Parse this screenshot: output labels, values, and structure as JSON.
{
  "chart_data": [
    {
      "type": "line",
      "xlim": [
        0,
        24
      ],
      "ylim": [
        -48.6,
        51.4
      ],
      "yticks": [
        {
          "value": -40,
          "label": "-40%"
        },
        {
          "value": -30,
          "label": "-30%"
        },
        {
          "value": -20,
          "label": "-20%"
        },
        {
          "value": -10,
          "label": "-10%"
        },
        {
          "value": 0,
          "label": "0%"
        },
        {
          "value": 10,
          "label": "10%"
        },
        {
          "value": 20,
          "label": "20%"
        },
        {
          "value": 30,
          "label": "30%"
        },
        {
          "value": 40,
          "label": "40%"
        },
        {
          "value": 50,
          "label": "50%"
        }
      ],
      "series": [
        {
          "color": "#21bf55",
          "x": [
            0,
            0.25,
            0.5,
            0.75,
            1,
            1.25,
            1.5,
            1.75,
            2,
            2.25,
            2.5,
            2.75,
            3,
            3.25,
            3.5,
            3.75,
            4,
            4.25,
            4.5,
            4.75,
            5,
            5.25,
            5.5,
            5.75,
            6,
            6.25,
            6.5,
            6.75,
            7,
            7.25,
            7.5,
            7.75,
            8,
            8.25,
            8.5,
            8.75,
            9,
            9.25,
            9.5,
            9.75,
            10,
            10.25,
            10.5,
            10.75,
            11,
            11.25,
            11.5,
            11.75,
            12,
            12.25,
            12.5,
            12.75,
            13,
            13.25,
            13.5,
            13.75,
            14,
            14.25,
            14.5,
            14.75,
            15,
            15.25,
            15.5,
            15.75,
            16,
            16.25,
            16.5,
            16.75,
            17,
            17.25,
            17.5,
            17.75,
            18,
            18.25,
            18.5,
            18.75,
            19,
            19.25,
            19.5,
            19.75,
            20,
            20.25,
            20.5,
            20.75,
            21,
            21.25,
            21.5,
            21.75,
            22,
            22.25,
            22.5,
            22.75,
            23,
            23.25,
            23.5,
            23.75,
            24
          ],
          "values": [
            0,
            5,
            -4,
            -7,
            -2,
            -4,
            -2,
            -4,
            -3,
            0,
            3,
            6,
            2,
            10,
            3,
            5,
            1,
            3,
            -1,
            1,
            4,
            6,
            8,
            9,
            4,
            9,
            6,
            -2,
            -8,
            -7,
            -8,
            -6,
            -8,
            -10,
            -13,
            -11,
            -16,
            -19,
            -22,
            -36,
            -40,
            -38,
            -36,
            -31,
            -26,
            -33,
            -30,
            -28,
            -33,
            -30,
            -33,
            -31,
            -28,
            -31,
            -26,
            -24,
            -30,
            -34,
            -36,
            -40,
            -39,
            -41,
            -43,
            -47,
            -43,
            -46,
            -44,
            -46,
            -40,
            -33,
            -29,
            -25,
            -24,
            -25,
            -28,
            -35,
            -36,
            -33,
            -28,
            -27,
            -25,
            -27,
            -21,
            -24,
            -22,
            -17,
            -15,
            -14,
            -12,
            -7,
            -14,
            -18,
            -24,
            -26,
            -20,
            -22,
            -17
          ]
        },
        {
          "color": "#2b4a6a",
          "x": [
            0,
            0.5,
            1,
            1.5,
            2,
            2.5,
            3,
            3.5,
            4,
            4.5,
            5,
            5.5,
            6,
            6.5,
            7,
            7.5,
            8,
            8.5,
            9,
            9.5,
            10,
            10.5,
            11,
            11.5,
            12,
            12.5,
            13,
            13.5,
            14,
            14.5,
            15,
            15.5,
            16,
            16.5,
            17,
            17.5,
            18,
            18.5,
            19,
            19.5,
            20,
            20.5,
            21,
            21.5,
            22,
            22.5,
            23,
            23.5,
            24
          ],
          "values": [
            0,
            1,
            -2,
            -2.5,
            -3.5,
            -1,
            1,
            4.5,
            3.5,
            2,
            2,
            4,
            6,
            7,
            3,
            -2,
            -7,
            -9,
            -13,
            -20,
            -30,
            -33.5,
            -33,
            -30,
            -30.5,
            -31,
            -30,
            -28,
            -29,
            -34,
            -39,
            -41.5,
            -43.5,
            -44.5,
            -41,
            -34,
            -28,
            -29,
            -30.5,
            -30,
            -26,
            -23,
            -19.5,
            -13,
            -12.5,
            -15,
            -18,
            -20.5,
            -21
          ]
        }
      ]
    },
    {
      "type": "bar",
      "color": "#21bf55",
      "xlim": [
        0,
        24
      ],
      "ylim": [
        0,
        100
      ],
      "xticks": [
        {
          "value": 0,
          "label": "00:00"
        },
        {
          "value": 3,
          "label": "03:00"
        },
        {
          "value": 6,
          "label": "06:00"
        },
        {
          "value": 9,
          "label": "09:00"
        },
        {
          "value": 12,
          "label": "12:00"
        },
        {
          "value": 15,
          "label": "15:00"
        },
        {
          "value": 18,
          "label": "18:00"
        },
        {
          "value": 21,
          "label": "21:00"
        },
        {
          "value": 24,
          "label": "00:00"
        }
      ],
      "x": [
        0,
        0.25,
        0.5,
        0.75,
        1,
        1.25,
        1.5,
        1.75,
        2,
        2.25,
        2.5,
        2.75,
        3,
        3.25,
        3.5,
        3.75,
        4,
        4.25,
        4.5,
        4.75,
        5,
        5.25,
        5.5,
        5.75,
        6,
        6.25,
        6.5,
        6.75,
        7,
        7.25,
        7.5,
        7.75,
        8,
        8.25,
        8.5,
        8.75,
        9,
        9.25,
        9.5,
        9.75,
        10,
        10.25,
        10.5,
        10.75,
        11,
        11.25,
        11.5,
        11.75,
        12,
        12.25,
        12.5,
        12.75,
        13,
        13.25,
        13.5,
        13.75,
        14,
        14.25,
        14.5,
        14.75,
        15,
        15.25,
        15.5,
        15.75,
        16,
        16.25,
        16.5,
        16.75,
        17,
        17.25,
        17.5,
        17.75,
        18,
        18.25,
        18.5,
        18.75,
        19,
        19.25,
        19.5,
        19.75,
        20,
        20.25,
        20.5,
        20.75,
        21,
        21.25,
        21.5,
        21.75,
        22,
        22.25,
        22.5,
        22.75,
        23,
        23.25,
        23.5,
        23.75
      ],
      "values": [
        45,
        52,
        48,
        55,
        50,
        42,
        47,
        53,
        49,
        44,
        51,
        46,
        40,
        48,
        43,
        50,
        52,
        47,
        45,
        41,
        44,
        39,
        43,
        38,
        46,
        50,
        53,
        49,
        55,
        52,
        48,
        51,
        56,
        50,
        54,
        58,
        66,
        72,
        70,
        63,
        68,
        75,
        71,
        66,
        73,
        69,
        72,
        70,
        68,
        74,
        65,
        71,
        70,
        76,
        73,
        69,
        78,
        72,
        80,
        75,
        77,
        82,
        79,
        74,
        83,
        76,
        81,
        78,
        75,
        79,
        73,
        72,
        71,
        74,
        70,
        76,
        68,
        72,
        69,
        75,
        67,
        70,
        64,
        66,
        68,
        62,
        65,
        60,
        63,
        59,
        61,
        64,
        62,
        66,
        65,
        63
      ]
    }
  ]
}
——————————
- Your objective
Copy out all of the data exactly, leaving nothing out.

- Expected answer
Parse this screenshot: output labels, values, and structure as JSON.
{
  "chart_data": [
    {
      "type": "line",
      "xlim": [
        0,
        24
      ],
      "ylim": [
        -48.6,
        51.4
      ],
      "yticks": [
        {
          "value": -40,
          "label": "-40%"
        },
        {
          "value": -30,
          "label": "-30%"
        },
        {
          "value": -20,
          "label": "-20%"
        },
        {
          "value": -10,
          "label": "-10%"
        },
        {
          "value": 0,
          "label": "0%"
        },
        {
          "value": 10,
          "label": "10%"
        },
        {
          "value": 20,
          "label": "20%"
        },
        {
          "value": 30,
          "label": "30%"
        },
        {
          "value": 40,
          "label": "40%"
        },
        {
          "value": 50,
          "label": "50%"
        }
      ],
      "series": [
        {
          "color": "#21bf55",
          "x": [
            0,
            0.25,
            0.5,
            0.75,
            1,
            1.25,
            1.5,
            1.75,
            2,
            2.25,
            2.5,
            2.75,
            3,
            3.25,
            3.5,
            3.75,
            4,
            4.25,
            4.5,
            4.75,
            5,
            5.25,
            5.5,
            5.75,
            6,
            6.25,
            6.5,
            6.75,
            7,
            7.25,
            7.5,
            7.75,
            8,
            8.25,
            8.5,
            8.75,
            9,
            9.25,
            9.5,
            9.75,
            10,
            10.25,
            10.5,
            10.75,
            11,
            11.25,
            11.5,
            11.75,
            12,
            12.25,
            12.5,
            12.75,
            13,
            13.25,
            13.5,
            13.75,
            14,
            14.25,
            14.5,
            14.75,
            15,
            15.25,
            15.5,
            15.75,
            16,
            16.25,
            16.5,
            16.75,
            17,
            17.25,
            17.5,
            17.75,
            18,
            18.25,
            18.5,
            18.75,
            19,
            19.25,
            19.5,
            19.75,
            20,
            20.25,
            20.5,
            20.75,
            21,
            21.25,
            21.5,
            21.75,
            22,
            22.25,
            22.5,
            22.75,
            23,
            23.25,
            23.5,
            23.75,
            24
          ],
          "values": [
            0,
            5,
            -4,
            -7,
            -2,
            -4,
            -2,
            -4,
            -3,
            0,
            3,
            6,
            2,
            10,
            3,
            5,
            1,
            3,
            -1,
            1,
            4,
            6,
            8,
            9,
            4,
            9,
            6,
            -2,
            -8,
            -7,
            -8,
            -6,
            -8,
            -10,
            -13,
            -11,
            -16,
            -19,
            -22,
            -36,
            -40,
            -38,
            -36,
            -31,
            -26,
            -33,
            -30,
            -28,
            -33,
            -30,
            -33,
            -31,
            -28,
            -31,
            -26,
            -24,
            -30,
            -34,
            -36,
            -40,
            -39,
            -41,
            -43,
            -47,
            -43,
            -46,
            -44,
            -46,
            -40,
            -33,
            -29,
            -25,
            -24,
            -25,
            -28,
            -35,
            -36,
            -33,
            -28,
            -27,
            -25,
            -27,
            -21,
            -24,
            -22,
            -17,
            -15,
            -14,
            -12,
            -7,
            -14,
            -18,
            -24,
            -26,
            -20,
            -22,
            -17
          ]
        },
        {
          "color": "#2b4a6a",
          "x": [
            0,
            0.5,
            1,
            1.5,
            2,
            2.5,
            3,
            3.5,
            4,
            4.5,
            5,
            5.5,
            6,
            6.5,
            7,
            7.5,
            8,
            8.5,
            9,
            9.5,
            10,
            10.5,
            11,
            11.5,
            12,
            12.5,
            13,
            13.5,
            14,
            14.5,
            15,
            15.5,
            16,
            16.5,
            17,
            17.5,
            18,
            18.5,
            19,
            19.5,
            20,
            20.5,
            21,
            21.5,
            22,
            22.5,
            23,
            23.5,
            24
          ],
          "values": [
            0,
            1,
            -2,
            -2.5,
            -3.5,
            -1,
            1,
            4.5,
            3.5,
            2,
            2,
            4,
            6,
            7,
            3,
            -2,
            -7,
            -9,
            -13,
            -20,
            -30,
            -33.5,
            -33,
            -30,
            -30.5,
            -31,
            -30,
            -28,
            -29,
            -34,
            -39,
            -41.5,
            -43.5,
            -44.5,
            -41,
            -34,
            -28,
            -29,
            -30.5,
            -30,
            -26,
            -23,
            -19.5,
            -13,
            -12.5,
            -15,
            -18,
            -20.5,
            -21
          ]
        }
      ]
    },
    {
      "type": "bar",
      "color": "#21bf55",
      "xlim": [
        0,
        24
      ],
      "ylim": [
        0,
        100
      ],
      "xticks": [
        {
          "value": 0,
          "label": "00:00"
        },
        {
          "value": 3,
          "label": "03:00"
        },
        {
          "value": 6,
          "label": "06:00"
        },
        {
          "value": 9,
          "label": "09:00"
        },
        {
          "value": 12,
          "label": "12:00"
        },
        {
          "value": 15,
          "label": "15:00"
        },
        {
          "value": 18,
          "label": "18:00"
        },
        {
          "value": 21,
          "label": "21:00"
        },
        {
          "value": 24,
          "label": "00:00"
        }
      ],
      "x": [
        0,
        0.25,
        0.5,
        0.75,
        1,
        1.25,
        1.5,
        1.75,
        2,
        2.25,
        2.5,
        2.75,
        3,
        3.25,
        3.5,
        3.75,
        4,
        4.25,
        4.5,
        4.75,
        5,
        5.25,
        5.5,
        5.75,
        6,
        6.25,
        6.5,
        6.75,
        7,
        7.25,
        7.5,
        7.75,
        8,
        8.25,
        8.5,
        8.75,
        9,
        9.25,
        9.5,
        9.75,
        10,
        10.25,
        10.5,
        10.75,
        11,
        11.25,
        11.5,
        11.75,
        12,
        12.25,
        12.5,
        12.75,
        13,
        13.25,
        13.5,
        13.75,
        14,
        14.25,
        14.5,
        14.75,
        15,
        15.25,
        15.5,
        15.75,
        16,
        16.25,
        16.5,
        16.75,
        17,
        17.25,
        17.5,
        17.75,
        18,
        18.25,
        18.5,
        18.75,
        19,
        19.25,
        19.5,
        19.75,
        20,
        20.25,
        20.5,
        20.75,
        21,
        21.25,
        21.5,
        21.75,
        22,
        22.25,
        22.5,
        22.75,
        23,
        23.25,
        23.5,
        23.75
      ],
      "values": [
        45,
        52,
        48,
        55,
        50,
        42,
        47,
        53,
        49,
        44,
        51,
        46,
        40,
        48,
        43,
        50,
        52,
        47,
        45,
        41,
        44,
        39,
        43,
        38,
        46,
        50,
        53,
        49,
        55,
        52,
        48,
        51,
        56,
        50,
        54,
        58,
        66,
        72,
        70,
        63,
        68,
        75,
        71,
        66,
        73,
        69,
        72,
        70,
        68,
        74,
        65,
        71,
        70,
        76,
        73,
        69,
        78,
        72,
        80,
        75,
        77,
        82,
        79,
        74,
        83,
        76,
        81,
        78,
        75,
        79,
        73,
        72,
        71,
        74,
        70,
        76,
        68,
        72,
        69,
        75,
        67,
        70,
        64,
        66,
        68,
        62,
        65,
        60,
        63,
        59,
        61,
        64,
        62,
        66,
        65,
        63
      ]
    }
  ]
}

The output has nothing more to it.